** Start **
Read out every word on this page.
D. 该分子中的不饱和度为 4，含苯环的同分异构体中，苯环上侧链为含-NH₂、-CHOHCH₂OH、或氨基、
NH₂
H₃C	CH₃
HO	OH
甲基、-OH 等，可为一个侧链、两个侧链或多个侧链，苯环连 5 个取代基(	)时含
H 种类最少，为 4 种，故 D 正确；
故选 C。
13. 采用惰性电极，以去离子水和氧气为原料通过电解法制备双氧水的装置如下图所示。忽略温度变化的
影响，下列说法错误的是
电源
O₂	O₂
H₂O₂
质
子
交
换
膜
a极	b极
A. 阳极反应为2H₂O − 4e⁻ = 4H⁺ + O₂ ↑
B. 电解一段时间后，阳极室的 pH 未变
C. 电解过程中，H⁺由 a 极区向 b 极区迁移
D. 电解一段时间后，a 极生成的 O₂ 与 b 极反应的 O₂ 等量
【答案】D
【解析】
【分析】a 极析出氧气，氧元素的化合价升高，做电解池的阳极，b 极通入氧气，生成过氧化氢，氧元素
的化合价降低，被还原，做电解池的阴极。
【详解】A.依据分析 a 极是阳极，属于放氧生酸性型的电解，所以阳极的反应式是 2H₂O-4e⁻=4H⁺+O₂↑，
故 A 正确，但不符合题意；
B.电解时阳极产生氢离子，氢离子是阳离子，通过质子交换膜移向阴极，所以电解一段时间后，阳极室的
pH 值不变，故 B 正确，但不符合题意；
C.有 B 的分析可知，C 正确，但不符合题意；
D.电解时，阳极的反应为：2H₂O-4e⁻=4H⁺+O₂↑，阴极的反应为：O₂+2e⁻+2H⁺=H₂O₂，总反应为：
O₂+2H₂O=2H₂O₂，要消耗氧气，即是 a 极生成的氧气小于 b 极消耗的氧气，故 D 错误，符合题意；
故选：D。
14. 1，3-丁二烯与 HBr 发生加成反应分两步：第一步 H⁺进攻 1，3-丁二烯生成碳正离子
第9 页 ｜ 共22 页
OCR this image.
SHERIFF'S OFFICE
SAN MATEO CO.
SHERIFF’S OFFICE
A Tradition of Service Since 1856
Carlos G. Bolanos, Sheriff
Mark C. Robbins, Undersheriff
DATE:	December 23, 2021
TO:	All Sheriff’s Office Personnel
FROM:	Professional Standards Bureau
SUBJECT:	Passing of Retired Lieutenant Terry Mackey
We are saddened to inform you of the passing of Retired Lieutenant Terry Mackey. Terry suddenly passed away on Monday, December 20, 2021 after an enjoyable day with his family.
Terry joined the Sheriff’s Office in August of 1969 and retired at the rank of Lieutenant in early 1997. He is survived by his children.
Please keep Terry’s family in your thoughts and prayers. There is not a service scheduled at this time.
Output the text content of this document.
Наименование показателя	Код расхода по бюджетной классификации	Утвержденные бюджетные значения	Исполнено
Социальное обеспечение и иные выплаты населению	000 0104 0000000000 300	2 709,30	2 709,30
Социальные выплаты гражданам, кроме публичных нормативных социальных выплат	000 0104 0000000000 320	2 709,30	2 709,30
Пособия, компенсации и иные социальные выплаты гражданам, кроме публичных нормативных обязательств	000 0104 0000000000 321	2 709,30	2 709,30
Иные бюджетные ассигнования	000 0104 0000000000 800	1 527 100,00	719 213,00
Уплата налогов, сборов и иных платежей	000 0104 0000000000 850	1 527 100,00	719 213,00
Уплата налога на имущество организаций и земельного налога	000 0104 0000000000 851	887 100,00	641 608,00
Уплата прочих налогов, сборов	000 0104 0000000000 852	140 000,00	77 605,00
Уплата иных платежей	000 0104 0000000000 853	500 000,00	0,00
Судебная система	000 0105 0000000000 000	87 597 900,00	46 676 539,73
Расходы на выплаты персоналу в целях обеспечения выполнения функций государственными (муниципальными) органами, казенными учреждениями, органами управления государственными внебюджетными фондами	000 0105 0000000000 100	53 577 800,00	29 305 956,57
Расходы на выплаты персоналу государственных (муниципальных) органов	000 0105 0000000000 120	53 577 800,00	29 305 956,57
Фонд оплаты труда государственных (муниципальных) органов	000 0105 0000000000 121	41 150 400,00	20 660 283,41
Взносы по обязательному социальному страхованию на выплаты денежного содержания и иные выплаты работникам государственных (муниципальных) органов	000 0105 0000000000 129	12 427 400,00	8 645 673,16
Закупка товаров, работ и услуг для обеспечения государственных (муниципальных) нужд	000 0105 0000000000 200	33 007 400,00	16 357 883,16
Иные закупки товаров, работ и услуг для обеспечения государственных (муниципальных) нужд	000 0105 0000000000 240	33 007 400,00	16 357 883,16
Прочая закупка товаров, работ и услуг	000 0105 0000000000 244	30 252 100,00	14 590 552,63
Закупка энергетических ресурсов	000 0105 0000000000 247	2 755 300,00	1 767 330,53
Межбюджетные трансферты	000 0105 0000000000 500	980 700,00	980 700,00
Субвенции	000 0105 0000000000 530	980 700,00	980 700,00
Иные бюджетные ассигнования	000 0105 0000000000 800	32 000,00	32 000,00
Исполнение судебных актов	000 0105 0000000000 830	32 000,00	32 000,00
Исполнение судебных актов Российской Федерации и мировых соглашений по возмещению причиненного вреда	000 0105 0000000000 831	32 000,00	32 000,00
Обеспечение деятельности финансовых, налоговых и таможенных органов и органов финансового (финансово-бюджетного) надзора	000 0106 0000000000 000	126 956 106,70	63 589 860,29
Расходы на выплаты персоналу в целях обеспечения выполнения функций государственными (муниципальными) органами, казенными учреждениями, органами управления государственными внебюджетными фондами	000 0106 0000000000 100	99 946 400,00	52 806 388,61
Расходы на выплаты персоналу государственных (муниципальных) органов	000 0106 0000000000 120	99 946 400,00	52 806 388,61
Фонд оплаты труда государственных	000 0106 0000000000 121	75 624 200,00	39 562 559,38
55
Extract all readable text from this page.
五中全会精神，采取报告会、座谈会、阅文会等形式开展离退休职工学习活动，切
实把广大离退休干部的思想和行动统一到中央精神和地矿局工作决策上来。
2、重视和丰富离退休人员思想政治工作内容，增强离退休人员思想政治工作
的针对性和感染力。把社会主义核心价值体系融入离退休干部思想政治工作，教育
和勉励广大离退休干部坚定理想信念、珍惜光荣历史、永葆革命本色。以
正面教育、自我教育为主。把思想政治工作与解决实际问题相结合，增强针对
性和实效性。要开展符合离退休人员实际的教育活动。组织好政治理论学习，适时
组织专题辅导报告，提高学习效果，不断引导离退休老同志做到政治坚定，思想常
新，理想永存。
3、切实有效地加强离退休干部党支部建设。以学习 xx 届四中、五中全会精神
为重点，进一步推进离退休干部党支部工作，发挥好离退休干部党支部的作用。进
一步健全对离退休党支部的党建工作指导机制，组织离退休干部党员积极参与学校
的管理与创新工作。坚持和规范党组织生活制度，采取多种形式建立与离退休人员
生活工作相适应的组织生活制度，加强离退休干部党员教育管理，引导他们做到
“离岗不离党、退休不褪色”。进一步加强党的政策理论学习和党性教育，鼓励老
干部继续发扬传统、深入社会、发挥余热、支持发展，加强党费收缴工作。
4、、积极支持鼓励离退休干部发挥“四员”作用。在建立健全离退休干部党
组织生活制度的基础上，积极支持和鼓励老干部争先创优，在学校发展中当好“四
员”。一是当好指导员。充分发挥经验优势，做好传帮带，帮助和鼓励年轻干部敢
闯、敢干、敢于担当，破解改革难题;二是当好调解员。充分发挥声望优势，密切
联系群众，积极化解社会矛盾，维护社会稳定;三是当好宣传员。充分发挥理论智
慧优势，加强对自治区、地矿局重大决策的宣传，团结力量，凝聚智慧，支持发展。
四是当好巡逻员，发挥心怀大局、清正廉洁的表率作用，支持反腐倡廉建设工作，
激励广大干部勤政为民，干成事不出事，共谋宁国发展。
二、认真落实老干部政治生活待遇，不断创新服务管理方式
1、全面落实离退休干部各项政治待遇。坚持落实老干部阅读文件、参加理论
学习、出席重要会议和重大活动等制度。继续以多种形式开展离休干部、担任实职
** End **
**Task objective**
Above are the records; copy every line in them that holds the word "персоналу".

**Solution for this task**
Расходы на выплаты персоналу в целях обеспечения выполнения функций государственными (муниципальными) органами, казенными учреждениями, органами управления государственными внебюджетными фондами	000 0105 0000000000 100	53 577 800,00	29 305 956,57
Расходы на выплаты персоналу государственных (муниципальных) органов	000 0105 0000000000 120	53 577 800,00	29 305 956,57
Расходы на выплаты персоналу в целях обеспечения выполнения функций государственными (муниципальными) органами, казенными учреждениями, органами управления государственными внебюджетными фондами	000 0106 0000000000 100	99 946 400,00	52 806 388,61
Расходы на выплаты персоналу государственных (муниципальных) органов	000 0106 0000000000 120	99 946 400,00	52 806 388,61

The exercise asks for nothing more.